■ Work required
From the listing, collect all lines containing the word "хааччыйар".

[Data records]
•••••

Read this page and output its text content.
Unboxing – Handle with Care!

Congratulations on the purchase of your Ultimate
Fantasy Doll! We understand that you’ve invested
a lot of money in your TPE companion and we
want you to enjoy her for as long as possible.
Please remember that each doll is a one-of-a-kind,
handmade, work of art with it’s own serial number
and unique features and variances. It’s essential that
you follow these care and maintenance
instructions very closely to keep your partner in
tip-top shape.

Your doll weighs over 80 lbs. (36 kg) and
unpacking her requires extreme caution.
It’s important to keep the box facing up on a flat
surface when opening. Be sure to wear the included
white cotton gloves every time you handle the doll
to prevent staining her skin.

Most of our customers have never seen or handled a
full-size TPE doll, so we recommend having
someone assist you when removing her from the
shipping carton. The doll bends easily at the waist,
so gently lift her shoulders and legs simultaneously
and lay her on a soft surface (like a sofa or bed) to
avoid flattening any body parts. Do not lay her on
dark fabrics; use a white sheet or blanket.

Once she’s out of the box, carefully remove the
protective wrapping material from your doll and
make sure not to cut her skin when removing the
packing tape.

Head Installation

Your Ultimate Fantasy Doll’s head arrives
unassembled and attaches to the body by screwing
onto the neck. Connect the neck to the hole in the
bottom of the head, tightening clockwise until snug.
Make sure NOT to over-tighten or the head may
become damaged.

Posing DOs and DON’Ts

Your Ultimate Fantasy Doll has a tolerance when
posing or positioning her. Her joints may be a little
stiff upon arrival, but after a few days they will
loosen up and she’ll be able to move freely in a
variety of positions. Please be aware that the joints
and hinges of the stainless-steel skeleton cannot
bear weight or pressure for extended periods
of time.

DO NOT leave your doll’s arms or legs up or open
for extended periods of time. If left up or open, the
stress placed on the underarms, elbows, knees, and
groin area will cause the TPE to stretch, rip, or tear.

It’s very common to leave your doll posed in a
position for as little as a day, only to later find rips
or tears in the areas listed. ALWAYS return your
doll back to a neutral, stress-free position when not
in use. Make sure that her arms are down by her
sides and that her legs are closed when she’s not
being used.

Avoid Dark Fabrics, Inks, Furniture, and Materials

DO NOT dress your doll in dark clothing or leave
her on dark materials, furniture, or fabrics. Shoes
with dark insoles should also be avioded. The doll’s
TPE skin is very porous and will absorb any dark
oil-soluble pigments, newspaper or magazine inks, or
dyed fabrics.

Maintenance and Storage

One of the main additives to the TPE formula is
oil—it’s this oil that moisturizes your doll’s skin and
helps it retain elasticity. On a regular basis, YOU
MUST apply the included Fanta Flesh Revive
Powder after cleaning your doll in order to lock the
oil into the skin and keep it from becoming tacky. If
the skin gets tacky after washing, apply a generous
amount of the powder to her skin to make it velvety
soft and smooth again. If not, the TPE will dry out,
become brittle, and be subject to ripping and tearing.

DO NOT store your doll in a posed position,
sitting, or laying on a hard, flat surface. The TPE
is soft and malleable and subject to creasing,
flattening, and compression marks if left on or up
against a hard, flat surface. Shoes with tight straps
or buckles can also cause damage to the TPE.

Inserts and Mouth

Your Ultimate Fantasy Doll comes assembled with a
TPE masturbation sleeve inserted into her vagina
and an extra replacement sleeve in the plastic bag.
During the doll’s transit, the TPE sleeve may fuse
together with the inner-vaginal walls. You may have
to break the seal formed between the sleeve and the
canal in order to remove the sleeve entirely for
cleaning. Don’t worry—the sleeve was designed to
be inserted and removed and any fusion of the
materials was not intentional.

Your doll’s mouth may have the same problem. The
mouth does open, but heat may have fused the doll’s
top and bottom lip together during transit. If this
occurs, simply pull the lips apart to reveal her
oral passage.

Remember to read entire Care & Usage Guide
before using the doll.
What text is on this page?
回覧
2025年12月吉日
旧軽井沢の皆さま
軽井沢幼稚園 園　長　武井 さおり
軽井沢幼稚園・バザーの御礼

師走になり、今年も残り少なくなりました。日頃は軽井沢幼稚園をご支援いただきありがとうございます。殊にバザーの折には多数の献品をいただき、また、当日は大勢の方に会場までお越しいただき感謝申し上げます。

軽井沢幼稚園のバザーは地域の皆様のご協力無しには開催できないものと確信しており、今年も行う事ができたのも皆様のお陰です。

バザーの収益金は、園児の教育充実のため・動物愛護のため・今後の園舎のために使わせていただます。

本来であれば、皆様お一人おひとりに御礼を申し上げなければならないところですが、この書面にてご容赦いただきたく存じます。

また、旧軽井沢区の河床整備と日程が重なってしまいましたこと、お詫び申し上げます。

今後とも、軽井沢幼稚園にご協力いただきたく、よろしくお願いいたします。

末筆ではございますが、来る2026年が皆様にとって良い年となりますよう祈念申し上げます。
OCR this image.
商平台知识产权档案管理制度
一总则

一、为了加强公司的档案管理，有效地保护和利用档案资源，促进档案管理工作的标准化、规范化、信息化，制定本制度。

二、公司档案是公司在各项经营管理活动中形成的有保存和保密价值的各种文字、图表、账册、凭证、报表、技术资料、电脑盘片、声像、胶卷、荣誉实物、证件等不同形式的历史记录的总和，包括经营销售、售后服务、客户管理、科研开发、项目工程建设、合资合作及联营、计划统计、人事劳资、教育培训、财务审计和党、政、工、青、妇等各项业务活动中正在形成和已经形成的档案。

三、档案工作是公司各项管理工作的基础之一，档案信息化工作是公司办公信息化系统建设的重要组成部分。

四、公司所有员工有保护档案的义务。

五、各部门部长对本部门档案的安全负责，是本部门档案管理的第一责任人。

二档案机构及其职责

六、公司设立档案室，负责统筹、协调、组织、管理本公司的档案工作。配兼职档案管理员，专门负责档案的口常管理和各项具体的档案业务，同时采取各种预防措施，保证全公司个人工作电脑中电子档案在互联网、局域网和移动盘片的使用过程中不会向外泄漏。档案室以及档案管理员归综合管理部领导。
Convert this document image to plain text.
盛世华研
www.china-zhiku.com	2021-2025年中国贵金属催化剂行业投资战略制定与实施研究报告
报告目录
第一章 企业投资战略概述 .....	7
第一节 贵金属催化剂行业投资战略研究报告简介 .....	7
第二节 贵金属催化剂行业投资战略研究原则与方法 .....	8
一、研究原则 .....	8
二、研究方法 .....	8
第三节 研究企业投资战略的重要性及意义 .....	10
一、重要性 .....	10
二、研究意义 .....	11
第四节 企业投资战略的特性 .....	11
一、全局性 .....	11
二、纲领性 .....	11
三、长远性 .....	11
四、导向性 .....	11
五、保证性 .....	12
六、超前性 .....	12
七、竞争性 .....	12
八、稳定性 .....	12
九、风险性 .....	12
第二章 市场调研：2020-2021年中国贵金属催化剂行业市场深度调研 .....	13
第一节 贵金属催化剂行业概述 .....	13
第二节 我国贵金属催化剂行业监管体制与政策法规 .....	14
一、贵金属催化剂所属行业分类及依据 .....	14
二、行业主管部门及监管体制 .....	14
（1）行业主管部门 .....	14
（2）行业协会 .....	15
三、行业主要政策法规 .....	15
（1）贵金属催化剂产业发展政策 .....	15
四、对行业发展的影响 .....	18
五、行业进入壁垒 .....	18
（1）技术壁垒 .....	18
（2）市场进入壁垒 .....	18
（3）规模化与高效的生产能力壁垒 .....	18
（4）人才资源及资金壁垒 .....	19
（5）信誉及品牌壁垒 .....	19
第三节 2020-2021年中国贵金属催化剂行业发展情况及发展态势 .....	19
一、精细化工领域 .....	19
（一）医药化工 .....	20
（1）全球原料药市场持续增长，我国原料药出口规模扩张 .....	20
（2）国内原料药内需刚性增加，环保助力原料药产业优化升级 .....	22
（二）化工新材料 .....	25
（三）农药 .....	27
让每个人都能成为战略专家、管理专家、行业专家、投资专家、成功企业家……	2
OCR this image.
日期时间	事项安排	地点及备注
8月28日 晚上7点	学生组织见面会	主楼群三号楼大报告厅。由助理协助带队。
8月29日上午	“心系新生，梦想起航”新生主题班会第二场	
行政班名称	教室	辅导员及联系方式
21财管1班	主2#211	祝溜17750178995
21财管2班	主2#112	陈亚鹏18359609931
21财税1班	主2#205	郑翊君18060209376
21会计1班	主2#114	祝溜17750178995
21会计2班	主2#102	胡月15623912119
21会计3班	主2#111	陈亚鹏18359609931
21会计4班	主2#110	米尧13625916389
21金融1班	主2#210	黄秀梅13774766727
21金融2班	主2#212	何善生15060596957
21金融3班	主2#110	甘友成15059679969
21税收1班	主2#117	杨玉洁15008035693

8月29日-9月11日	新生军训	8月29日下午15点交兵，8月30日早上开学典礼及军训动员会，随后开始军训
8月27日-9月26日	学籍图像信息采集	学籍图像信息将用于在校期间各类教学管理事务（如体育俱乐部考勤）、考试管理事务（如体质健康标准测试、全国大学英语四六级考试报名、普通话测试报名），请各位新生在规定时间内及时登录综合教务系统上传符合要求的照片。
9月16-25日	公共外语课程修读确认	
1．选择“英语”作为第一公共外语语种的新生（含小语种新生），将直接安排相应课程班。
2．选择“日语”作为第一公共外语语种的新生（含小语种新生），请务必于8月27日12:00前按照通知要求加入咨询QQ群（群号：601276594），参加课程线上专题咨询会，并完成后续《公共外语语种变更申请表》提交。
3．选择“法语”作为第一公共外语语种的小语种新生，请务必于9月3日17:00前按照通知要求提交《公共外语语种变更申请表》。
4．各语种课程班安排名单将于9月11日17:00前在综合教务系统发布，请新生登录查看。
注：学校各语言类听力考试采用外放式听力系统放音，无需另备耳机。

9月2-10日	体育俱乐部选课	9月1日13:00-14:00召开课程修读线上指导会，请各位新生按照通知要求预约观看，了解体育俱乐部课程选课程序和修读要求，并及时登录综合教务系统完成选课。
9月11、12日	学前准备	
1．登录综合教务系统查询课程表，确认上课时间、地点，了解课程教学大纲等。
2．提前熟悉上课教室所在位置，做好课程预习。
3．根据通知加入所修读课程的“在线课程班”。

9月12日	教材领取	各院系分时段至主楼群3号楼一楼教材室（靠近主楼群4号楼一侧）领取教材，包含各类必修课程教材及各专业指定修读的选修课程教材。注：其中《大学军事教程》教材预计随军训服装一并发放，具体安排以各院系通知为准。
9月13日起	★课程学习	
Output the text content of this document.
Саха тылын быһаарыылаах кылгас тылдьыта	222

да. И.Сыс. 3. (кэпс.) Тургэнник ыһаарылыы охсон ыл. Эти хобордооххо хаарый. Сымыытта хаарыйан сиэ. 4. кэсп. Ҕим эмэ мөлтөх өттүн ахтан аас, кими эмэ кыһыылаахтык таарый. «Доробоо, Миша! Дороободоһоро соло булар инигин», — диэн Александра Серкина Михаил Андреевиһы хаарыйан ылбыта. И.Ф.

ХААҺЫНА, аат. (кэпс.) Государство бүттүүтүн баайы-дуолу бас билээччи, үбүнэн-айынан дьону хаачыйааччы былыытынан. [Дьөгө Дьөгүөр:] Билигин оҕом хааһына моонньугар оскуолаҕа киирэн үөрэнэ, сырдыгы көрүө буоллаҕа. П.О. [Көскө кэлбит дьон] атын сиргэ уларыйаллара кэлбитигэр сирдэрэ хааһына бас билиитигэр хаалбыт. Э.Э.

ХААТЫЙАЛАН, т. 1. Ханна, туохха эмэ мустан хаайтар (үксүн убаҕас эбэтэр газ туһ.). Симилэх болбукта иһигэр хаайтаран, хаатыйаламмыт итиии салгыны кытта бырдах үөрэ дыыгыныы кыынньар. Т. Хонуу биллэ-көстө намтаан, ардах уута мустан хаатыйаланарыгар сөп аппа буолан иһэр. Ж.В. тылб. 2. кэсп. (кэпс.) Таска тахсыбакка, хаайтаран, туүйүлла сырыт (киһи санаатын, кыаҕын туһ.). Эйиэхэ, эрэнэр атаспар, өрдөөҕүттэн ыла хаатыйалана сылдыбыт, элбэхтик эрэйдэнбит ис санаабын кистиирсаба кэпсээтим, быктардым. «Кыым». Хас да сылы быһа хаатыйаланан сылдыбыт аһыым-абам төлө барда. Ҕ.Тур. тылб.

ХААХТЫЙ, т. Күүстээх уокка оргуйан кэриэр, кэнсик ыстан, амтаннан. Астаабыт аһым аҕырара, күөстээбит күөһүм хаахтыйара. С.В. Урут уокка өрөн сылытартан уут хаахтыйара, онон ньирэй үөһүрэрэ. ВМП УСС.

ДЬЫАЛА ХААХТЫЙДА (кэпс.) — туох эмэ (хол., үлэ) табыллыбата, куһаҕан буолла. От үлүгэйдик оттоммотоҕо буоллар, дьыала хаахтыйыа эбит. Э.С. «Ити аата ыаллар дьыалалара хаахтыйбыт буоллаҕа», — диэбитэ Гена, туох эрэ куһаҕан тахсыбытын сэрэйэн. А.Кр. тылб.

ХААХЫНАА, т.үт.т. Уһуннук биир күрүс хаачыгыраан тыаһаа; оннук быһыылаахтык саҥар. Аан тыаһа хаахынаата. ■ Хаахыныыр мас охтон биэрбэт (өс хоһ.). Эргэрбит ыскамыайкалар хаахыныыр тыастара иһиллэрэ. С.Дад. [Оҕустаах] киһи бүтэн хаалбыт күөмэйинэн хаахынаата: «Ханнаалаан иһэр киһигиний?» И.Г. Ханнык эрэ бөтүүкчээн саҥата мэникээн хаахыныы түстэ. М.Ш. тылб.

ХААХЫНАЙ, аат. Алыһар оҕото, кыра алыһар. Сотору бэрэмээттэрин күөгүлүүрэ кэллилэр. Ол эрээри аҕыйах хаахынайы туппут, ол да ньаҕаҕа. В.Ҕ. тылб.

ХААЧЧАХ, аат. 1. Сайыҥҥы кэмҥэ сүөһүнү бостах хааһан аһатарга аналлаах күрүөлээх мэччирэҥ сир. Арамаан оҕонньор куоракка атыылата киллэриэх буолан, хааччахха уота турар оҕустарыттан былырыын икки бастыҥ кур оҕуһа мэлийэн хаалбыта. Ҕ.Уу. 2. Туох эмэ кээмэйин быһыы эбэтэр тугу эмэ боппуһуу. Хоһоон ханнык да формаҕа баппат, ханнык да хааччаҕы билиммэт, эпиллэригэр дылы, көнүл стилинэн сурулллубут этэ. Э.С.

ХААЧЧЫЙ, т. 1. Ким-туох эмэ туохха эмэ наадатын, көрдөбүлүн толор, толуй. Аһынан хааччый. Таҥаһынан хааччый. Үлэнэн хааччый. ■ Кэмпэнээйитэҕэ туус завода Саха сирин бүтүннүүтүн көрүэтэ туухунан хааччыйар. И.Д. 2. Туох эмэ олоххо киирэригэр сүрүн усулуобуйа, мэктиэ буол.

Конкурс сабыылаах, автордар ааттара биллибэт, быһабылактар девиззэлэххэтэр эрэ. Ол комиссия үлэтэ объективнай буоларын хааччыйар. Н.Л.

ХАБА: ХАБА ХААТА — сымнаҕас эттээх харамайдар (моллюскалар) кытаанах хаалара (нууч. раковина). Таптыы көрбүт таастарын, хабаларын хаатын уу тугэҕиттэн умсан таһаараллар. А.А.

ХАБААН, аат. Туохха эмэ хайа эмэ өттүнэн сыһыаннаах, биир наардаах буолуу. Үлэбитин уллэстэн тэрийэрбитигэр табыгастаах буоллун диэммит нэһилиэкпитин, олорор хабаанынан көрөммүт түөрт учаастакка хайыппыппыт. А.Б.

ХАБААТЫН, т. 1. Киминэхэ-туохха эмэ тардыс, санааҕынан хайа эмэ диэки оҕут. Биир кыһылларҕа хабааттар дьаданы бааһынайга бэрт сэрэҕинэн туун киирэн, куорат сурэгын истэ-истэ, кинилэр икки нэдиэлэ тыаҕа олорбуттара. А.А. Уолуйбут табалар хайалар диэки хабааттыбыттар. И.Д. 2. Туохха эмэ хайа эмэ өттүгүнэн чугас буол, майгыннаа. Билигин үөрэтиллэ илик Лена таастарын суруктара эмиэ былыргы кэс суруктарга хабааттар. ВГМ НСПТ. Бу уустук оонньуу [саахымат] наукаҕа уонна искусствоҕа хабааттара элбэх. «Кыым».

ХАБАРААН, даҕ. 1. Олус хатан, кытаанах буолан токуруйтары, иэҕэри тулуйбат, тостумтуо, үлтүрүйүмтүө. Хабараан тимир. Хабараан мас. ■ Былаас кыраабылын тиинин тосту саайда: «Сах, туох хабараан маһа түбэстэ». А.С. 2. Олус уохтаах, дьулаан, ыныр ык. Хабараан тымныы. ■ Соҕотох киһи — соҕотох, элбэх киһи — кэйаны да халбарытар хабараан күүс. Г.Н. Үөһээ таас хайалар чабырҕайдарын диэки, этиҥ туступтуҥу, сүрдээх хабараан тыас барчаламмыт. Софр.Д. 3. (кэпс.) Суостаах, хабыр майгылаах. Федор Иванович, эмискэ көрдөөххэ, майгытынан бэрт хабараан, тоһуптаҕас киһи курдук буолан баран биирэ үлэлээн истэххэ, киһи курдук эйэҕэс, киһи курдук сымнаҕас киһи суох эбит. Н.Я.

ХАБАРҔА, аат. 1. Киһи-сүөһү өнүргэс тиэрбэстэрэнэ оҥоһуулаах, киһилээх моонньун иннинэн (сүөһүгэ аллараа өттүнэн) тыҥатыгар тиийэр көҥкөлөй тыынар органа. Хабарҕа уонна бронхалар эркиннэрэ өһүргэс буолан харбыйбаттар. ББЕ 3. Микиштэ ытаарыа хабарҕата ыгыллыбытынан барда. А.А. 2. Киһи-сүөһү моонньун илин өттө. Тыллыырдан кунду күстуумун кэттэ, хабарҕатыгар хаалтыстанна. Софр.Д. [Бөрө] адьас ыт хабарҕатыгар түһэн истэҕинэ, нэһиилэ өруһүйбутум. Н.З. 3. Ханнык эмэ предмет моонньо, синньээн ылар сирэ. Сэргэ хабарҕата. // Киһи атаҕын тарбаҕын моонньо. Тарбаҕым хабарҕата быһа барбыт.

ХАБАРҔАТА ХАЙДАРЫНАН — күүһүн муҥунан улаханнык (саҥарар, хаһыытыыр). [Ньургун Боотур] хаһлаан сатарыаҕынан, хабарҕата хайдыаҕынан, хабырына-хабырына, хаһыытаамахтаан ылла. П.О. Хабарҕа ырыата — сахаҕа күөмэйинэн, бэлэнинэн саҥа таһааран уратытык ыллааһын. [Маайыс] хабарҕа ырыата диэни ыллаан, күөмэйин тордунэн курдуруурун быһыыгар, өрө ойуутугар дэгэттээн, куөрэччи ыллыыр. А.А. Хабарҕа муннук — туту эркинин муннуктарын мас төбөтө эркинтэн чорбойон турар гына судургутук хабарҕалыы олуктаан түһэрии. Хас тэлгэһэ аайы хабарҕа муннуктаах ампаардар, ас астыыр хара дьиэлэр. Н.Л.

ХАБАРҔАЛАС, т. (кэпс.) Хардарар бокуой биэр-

•••••

■ Problem solution
ХААЧЧЫЙ, т. 1. Ким-туох эмэ туохха эмэ наадатын, көрдөбүлүн толор, толуй. Аһынан хааччый. Таҥаһынан хааччый. Үлэнэн хааччый. ■ Кэмпэнээйитэҕэ туус завода Саха сирин бүтүннүүтүн көрүэтэ туухунан хааччыйар. И.Д. 2. Туох эмэ олоххо киирэригэр сүрүн усулуобуйа, мэктиэ буол.
Конкурс сабыылаах, автордар ааттара биллибэт, быһабылактар девиззэлэххэтэр эрэ. Ол комиссия үлэтэ объективнай буоларын хааччыйар. Н.Л.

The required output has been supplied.